* [STATED EXERCISE]:
Take every line from the material that has the word "Bitcoin" in it.
━━━ PROVIDED DATA
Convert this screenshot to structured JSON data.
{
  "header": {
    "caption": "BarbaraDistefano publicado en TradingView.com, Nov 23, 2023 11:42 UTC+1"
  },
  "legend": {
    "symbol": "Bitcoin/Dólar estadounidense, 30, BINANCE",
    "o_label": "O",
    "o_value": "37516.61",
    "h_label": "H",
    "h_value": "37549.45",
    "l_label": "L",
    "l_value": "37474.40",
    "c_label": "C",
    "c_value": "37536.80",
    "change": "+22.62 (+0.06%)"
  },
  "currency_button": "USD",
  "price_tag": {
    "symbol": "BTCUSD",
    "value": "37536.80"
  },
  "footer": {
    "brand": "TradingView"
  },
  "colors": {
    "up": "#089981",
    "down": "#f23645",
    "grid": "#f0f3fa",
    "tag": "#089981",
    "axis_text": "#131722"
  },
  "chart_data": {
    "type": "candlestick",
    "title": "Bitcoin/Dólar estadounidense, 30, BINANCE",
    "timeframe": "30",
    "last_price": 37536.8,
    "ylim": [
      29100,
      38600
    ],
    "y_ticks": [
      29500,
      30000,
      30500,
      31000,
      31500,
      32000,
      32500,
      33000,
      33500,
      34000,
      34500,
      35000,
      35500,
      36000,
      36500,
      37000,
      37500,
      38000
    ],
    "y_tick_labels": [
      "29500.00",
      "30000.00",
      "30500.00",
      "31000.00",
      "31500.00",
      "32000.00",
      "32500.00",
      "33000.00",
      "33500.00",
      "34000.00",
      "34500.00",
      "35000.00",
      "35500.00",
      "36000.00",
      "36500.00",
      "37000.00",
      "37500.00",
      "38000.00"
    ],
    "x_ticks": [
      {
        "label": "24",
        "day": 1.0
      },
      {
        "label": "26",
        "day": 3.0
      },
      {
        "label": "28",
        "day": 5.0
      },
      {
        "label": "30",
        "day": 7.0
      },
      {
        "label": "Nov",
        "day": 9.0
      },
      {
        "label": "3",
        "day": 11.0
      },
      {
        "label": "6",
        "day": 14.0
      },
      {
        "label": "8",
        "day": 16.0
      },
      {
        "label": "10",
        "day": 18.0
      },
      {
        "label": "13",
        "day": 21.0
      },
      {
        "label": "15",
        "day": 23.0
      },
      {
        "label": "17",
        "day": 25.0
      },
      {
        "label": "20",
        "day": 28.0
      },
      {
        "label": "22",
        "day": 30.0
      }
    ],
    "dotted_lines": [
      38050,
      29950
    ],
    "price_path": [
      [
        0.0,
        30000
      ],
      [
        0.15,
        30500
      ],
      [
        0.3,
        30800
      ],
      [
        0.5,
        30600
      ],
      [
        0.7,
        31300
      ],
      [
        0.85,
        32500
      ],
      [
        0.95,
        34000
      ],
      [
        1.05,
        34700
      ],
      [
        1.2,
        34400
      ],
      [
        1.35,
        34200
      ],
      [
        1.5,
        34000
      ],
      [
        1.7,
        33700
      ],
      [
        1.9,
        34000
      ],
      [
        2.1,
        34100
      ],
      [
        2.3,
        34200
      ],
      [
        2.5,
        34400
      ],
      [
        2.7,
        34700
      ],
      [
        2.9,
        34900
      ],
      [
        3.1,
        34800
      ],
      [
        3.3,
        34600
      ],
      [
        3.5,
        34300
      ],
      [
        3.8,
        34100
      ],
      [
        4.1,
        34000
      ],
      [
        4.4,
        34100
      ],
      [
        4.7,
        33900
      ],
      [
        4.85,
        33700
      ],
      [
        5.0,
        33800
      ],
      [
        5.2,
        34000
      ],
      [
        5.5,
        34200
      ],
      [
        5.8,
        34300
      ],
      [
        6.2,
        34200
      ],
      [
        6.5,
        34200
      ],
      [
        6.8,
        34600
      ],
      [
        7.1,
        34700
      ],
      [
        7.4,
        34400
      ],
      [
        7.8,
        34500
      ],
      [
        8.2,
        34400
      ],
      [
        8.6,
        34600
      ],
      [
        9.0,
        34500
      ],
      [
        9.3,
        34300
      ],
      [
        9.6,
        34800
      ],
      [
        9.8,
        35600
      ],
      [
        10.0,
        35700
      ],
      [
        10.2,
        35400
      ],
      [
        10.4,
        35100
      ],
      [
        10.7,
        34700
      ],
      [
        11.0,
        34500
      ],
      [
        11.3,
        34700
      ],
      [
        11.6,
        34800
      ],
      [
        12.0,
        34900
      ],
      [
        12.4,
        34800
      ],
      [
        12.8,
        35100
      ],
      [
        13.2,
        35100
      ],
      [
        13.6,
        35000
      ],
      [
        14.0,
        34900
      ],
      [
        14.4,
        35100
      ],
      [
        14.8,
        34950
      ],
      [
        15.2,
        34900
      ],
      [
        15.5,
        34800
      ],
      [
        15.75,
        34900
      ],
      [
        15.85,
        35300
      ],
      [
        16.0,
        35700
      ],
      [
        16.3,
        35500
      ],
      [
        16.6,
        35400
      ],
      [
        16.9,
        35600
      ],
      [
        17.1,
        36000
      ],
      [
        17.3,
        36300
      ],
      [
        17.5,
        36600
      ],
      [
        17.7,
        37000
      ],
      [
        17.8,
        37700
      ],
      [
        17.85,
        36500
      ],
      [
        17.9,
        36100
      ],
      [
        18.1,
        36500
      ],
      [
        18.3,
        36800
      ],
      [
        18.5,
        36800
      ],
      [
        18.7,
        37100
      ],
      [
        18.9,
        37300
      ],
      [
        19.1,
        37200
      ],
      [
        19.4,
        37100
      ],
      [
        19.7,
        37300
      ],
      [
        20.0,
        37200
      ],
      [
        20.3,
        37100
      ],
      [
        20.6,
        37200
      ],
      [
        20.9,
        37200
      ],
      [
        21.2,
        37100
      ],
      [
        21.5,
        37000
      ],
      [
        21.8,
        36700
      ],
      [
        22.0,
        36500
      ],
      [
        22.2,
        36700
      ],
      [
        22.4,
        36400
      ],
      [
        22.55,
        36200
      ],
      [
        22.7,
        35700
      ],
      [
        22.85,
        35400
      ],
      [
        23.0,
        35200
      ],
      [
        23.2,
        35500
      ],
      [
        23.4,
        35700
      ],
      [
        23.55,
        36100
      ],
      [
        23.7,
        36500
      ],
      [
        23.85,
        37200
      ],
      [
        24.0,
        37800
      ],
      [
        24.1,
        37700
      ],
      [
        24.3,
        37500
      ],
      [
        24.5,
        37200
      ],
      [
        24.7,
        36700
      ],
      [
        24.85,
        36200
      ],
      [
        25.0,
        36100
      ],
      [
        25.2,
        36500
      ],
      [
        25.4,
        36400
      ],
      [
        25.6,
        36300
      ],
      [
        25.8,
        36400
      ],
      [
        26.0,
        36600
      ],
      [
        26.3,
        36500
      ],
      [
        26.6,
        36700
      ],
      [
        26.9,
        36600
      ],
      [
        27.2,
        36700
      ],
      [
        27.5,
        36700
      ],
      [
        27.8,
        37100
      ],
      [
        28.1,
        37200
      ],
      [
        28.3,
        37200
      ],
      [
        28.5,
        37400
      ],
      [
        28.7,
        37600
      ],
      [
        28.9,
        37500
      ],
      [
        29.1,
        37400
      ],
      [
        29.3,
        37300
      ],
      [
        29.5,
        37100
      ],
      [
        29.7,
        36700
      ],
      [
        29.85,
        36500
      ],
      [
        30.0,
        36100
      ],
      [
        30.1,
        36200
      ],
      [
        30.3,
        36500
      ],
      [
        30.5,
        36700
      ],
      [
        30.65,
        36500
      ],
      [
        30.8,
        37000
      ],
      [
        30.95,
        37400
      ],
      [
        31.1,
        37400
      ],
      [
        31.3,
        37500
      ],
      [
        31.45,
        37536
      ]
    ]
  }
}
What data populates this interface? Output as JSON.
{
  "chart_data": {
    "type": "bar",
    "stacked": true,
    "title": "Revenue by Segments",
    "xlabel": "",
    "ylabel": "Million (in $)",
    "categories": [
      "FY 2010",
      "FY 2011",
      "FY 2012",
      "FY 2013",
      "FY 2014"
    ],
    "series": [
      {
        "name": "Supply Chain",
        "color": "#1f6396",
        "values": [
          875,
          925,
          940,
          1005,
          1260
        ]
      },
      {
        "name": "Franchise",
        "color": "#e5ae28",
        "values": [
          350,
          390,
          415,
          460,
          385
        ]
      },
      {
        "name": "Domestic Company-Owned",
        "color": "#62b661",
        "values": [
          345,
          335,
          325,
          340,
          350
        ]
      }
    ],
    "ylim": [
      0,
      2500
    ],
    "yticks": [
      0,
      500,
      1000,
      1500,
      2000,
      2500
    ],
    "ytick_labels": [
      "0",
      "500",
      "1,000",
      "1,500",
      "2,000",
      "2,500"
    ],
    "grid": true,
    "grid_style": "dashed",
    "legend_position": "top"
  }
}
━━━━━━
* [EXERCISE OUTPUT]:
    "symbol": "Bitcoin/Dólar estadounidense, 30, BINANCE",
    "title": "Bitcoin/Dólar estadounidense, 30, BINANCE",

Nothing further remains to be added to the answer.